Items from a figure collection

▼▼▼

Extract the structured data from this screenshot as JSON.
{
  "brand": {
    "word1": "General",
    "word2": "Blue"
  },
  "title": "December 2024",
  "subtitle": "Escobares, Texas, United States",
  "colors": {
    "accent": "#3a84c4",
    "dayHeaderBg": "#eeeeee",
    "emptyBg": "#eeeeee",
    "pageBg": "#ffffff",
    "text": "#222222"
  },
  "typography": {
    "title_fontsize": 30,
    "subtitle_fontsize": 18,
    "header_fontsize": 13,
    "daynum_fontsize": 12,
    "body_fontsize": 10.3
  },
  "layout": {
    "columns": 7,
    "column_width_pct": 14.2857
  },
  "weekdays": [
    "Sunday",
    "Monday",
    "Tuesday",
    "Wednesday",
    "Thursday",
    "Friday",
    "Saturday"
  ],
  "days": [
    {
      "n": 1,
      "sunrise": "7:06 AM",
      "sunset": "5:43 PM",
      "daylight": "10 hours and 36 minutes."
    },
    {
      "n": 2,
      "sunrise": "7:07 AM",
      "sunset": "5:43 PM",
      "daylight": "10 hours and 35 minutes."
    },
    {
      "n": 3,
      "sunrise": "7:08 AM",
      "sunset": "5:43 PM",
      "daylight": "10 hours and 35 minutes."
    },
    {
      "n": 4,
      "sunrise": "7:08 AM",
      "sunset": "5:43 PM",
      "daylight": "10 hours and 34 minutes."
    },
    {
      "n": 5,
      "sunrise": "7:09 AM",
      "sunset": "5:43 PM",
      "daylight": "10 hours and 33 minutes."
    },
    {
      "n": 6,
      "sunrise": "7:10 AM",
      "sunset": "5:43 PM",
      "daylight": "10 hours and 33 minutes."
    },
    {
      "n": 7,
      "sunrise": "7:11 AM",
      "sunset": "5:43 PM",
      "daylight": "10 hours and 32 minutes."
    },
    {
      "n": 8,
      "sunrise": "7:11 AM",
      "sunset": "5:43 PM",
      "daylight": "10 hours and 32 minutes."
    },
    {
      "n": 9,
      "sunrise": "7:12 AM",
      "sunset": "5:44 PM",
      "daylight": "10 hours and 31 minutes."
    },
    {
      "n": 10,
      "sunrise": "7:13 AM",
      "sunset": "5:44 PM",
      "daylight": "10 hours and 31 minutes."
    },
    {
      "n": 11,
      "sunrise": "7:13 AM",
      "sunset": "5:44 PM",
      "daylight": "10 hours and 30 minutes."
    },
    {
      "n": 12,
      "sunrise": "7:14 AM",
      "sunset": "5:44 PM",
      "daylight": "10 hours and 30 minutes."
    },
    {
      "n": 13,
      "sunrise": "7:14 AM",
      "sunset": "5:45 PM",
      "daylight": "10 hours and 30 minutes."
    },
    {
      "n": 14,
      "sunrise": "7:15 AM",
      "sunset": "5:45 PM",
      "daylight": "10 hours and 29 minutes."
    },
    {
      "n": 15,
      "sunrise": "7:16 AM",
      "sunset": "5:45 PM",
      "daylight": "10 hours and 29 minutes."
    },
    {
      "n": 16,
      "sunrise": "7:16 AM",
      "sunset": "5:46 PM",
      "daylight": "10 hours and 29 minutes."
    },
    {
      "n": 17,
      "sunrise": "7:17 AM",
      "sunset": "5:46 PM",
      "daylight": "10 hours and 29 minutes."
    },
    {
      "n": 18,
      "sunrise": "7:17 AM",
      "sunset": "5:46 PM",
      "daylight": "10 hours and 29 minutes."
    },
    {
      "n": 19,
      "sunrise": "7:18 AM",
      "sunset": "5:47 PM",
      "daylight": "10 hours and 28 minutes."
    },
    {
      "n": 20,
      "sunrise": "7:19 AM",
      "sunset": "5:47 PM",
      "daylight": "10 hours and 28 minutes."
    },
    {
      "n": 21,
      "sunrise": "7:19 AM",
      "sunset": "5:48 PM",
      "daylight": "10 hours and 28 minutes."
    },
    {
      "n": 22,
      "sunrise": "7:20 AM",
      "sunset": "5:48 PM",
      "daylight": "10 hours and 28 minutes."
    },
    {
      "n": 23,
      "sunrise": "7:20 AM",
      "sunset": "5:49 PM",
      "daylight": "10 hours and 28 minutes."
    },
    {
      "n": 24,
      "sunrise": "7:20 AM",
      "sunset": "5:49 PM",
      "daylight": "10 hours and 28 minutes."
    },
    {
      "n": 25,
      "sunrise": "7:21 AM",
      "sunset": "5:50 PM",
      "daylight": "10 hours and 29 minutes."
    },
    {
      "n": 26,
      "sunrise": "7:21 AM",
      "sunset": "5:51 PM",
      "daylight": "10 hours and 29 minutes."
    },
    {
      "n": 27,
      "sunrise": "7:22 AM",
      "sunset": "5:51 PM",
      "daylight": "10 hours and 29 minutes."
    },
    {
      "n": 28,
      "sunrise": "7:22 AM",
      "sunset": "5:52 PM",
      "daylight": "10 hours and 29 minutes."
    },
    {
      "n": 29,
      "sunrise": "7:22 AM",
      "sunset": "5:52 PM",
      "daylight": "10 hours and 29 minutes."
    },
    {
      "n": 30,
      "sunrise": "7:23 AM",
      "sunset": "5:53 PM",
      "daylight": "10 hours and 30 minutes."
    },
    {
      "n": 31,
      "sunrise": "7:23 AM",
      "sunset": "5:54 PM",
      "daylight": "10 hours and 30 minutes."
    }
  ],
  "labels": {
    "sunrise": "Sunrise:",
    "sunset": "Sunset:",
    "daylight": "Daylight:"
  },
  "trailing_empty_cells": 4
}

▲▲▲

Using the listing above, please repeat every entry exactly.

COMPLETE RESPONSE
Extract the structured data from this screenshot as JSON.
{
  "brand": {
    "word1": "General",
    "word2": "Blue"
  },
  "title": "December 2024",
  "subtitle": "Escobares, Texas, United States",
  "colors": {
    "accent": "#3a84c4",
    "dayHeaderBg": "#eeeeee",
    "emptyBg": "#eeeeee",
    "pageBg": "#ffffff",
    "text": "#222222"
  },
  "typography": {
    "title_fontsize": 30,
    "subtitle_fontsize": 18,
    "header_fontsize": 13,
    "daynum_fontsize": 12,
    "body_fontsize": 10.3
  },
  "layout": {
    "columns": 7,
    "column_width_pct": 14.2857
  },
  "weekdays": [
    "Sunday",
    "Monday",
    "Tuesday",
    "Wednesday",
    "Thursday",
    "Friday",
    "Saturday"
  ],
  "days": [
    {
      "n": 1,
      "sunrise": "7:06 AM",
      "sunset": "5:43 PM",
      "daylight": "10 hours and 36 minutes."
    },
    {
      "n": 2,
      "sunrise": "7:07 AM",
      "sunset": "5:43 PM",
      "daylight": "10 hours and 35 minutes."
    },
    {
      "n": 3,
      "sunrise": "7:08 AM",
      "sunset": "5:43 PM",
      "daylight": "10 hours and 35 minutes."
    },
    {
      "n": 4,
      "sunrise": "7:08 AM",
      "sunset": "5:43 PM",
      "daylight": "10 hours and 34 minutes."
    },
    {
      "n": 5,
      "sunrise": "7:09 AM",
      "sunset": "5:43 PM",
      "daylight": "10 hours and 33 minutes."
    },
    {
      "n": 6,
      "sunrise": "7:10 AM",
      "sunset": "5:43 PM",
      "daylight": "10 hours and 33 minutes."
    },
    {
      "n": 7,
      "sunrise": "7:11 AM",
      "sunset": "5:43 PM",
      "daylight": "10 hours and 32 minutes."
    },
    {
      "n": 8,
      "sunrise": "7:11 AM",
      "sunset": "5:43 PM",
      "daylight": "10 hours and 32 minutes."
    },
    {
      "n": 9,
      "sunrise": "7:12 AM",
      "sunset": "5:44 PM",
      "daylight": "10 hours and 31 minutes."
    },
    {
      "n": 10,
      "sunrise": "7:13 AM",
      "sunset": "5:44 PM",
      "daylight": "10 hours and 31 minutes."
    },
    {
      "n": 11,
      "sunrise": "7:13 AM",
      "sunset": "5:44 PM",
      "daylight": "10 hours and 30 minutes."
    },
    {
      "n": 12,
      "sunrise": "7:14 AM",
      "sunset": "5:44 PM",
      "daylight": "10 hours and 30 minutes."
    },
    {
      "n": 13,
      "sunrise": "7:14 AM",
      "sunset": "5:45 PM",
      "daylight": "10 hours and 30 minutes."
    },
    {
      "n": 14,
      "sunrise": "7:15 AM",
      "sunset": "5:45 PM",
      "daylight": "10 hours and 29 minutes."
    },
    {
      "n": 15,
      "sunrise": "7:16 AM",
      "sunset": "5:45 PM",
      "daylight": "10 hours and 29 minutes."
    },
    {
      "n": 16,
      "sunrise": "7:16 AM",
      "sunset": "5:46 PM",
      "daylight": "10 hours and 29 minutes."
    },
    {
      "n": 17,
      "sunrise": "7:17 AM",
      "sunset": "5:46 PM",
      "daylight": "10 hours and 29 minutes."
    },
    {
      "n": 18,
      "sunrise": "7:17 AM",
      "sunset": "5:46 PM",
      "daylight": "10 hours and 29 minutes."
    },
    {
      "n": 19,
      "sunrise": "7:18 AM",
      "sunset": "5:47 PM",
      "daylight": "10 hours and 28 minutes."
    },
    {
      "n": 20,
      "sunrise": "7:19 AM",
      "sunset": "5:47 PM",
      "daylight": "10 hours and 28 minutes."
    },
    {
      "n": 21,
      "sunrise": "7:19 AM",
      "sunset": "5:48 PM",
      "daylight": "10 hours and 28 minutes."
    },
    {
      "n": 22,
      "sunrise": "7:20 AM",
      "sunset": "5:48 PM",
      "daylight": "10 hours and 28 minutes."
    },
    {
      "n": 23,
      "sunrise": "7:20 AM",
      "sunset": "5:49 PM",
      "daylight": "10 hours and 28 minutes."
    },
    {
      "n": 24,
      "sunrise": "7:20 AM",
      "sunset": "5:49 PM",
      "daylight": "10 hours and 28 minutes."
    },
    {
      "n": 25,
      "sunrise": "7:21 AM",
      "sunset": "5:50 PM",
      "daylight": "10 hours and 29 minutes."
    },
    {
      "n": 26,
      "sunrise": "7:21 AM",
      "sunset": "5:51 PM",
      "daylight": "10 hours and 29 minutes."
    },
    {
      "n": 27,
      "sunrise": "7:22 AM",
      "sunset": "5:51 PM",
      "daylight": "10 hours and 29 minutes."
    },
    {
      "n": 28,
      "sunrise": "7:22 AM",
      "sunset": "5:52 PM",
      "daylight": "10 hours and 29 minutes."
    },
    {
      "n": 29,
      "sunrise": "7:22 AM",
      "sunset": "5:52 PM",
      "daylight": "10 hours and 29 minutes."
    },
    {
      "n": 30,
      "sunrise": "7:23 AM",
      "sunset": "5:53 PM",
      "daylight": "10 hours and 30 minutes."
    },
    {
      "n": 31,
      "sunrise": "7:23 AM",
      "sunset": "5:54 PM",
      "daylight": "10 hours and 30 minutes."
    }
  ],
  "labels": {
    "sunrise": "Sunrise:",
    "sunset": "Sunset:",
    "daylight": "Daylight:"
  },
  "trailing_empty_cells": 4
}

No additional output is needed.